-------- Available data

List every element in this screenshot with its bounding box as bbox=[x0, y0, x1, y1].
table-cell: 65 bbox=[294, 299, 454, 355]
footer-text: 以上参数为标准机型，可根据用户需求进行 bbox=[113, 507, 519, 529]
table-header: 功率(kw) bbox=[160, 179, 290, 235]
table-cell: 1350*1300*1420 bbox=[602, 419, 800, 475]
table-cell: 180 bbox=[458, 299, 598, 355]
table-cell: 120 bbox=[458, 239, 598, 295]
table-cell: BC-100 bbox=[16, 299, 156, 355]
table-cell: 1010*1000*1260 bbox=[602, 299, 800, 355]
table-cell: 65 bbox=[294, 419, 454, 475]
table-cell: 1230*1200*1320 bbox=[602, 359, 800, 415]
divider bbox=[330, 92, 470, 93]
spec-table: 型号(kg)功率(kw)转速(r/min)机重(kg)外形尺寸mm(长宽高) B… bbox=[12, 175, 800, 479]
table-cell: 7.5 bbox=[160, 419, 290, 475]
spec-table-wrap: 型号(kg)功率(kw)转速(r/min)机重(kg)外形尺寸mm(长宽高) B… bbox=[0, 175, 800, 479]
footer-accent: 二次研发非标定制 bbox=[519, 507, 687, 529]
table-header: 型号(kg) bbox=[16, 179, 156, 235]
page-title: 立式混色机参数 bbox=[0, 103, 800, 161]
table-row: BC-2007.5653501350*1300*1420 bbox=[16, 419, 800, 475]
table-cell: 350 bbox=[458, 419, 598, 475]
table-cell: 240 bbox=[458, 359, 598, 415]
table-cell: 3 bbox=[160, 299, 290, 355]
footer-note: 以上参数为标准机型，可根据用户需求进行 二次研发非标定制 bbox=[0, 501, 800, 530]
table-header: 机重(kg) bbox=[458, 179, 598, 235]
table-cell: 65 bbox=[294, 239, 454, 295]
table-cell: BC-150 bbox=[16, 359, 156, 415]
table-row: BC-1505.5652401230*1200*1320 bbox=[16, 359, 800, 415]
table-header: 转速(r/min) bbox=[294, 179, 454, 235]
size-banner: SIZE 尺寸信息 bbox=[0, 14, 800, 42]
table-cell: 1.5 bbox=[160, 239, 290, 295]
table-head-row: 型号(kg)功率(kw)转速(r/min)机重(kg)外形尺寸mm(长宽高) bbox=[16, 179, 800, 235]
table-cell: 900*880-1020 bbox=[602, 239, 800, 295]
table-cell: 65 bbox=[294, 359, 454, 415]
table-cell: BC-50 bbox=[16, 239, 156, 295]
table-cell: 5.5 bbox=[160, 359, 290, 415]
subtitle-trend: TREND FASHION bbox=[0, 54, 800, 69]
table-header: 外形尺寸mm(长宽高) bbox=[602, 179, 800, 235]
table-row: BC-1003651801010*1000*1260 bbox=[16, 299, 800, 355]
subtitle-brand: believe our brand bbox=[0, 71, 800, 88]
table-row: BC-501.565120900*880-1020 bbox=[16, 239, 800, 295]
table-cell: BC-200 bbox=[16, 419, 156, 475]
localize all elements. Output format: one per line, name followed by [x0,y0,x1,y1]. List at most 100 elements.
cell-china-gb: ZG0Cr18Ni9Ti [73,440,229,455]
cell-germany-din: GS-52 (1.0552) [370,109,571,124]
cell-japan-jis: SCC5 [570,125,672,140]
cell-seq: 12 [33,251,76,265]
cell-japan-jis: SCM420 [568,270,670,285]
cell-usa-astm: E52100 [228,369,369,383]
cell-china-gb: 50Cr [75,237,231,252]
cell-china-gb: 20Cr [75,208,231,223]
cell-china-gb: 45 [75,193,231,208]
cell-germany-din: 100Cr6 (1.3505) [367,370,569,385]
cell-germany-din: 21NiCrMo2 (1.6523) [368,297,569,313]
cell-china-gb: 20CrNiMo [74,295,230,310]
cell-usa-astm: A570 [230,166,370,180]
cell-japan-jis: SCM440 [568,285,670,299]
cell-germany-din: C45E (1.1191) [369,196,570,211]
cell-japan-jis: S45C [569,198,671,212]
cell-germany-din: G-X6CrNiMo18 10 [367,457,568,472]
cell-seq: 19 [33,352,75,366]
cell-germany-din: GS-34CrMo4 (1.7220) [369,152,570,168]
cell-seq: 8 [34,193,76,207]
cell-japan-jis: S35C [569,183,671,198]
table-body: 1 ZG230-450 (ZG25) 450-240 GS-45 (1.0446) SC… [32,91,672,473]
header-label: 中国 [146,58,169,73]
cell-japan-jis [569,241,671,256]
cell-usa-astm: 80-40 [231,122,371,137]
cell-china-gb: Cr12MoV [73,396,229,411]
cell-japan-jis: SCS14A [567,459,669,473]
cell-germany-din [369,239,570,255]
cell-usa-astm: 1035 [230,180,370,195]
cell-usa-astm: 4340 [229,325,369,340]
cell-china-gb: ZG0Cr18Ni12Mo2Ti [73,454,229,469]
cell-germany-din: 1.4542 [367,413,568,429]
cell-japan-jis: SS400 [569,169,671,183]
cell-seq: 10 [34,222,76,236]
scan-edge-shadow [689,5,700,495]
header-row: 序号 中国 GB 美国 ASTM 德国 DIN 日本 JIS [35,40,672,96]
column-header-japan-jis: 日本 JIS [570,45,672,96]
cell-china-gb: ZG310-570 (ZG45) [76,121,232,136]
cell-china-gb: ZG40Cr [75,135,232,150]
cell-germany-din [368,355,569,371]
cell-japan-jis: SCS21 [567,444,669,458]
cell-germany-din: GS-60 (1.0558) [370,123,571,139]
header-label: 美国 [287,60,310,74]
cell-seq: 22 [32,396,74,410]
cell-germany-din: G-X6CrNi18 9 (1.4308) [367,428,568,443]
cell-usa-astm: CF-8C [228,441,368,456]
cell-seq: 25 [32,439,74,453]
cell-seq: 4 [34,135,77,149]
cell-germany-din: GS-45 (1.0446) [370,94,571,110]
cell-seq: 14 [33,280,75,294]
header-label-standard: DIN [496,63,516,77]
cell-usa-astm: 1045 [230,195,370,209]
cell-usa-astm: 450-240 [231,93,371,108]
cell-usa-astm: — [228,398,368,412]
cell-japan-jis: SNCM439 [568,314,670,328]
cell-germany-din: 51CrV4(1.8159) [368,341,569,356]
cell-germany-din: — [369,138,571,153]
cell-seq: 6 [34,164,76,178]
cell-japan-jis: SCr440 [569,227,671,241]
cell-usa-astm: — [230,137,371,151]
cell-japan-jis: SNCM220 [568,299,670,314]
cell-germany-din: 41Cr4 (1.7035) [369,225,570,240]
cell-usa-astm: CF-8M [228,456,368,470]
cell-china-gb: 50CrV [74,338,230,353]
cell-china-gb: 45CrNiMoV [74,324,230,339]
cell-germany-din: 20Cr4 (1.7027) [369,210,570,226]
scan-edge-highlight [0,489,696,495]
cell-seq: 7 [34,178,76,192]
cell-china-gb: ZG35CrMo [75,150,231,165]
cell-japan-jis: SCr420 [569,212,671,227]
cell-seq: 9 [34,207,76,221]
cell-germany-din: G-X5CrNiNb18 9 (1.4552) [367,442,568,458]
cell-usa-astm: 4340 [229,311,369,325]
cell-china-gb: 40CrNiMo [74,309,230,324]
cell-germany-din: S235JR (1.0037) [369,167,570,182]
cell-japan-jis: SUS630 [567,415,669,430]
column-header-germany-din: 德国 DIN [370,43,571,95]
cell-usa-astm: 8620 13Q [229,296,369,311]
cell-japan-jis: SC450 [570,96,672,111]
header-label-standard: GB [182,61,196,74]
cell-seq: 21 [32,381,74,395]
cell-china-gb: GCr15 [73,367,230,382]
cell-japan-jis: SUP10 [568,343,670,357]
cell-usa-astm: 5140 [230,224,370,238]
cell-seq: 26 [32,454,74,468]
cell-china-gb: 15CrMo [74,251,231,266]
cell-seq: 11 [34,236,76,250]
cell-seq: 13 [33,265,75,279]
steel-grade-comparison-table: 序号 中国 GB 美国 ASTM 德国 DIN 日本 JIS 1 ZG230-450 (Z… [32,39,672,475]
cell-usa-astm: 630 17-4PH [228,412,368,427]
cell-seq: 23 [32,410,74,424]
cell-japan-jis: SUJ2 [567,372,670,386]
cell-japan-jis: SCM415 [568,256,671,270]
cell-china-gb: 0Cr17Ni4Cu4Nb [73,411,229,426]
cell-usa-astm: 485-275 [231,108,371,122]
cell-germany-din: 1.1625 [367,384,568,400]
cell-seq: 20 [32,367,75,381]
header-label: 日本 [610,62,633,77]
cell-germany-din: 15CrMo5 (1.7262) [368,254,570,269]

----------------

*Task brief*: Return the material word for word, starting at its first line and ending with the line that contains "table-cell: BC-100 bbox=[16, 299, 156, 355]", both included.

*Task result*:
List every element in this screenshot with its bounding box as bbox=[x0, y0, x1, y1].
table-cell: 65 bbox=[294, 299, 454, 355]
footer-text: 以上参数为标准机型，可根据用户需求进行 bbox=[113, 507, 519, 529]
table-header: 功率(kw) bbox=[160, 179, 290, 235]
table-cell: 1350*1300*1420 bbox=[602, 419, 800, 475]
table-cell: 180 bbox=[458, 299, 598, 355]
table-cell: 120 bbox=[458, 239, 598, 295]
table-cell: BC-100 bbox=[16, 299, 156, 355]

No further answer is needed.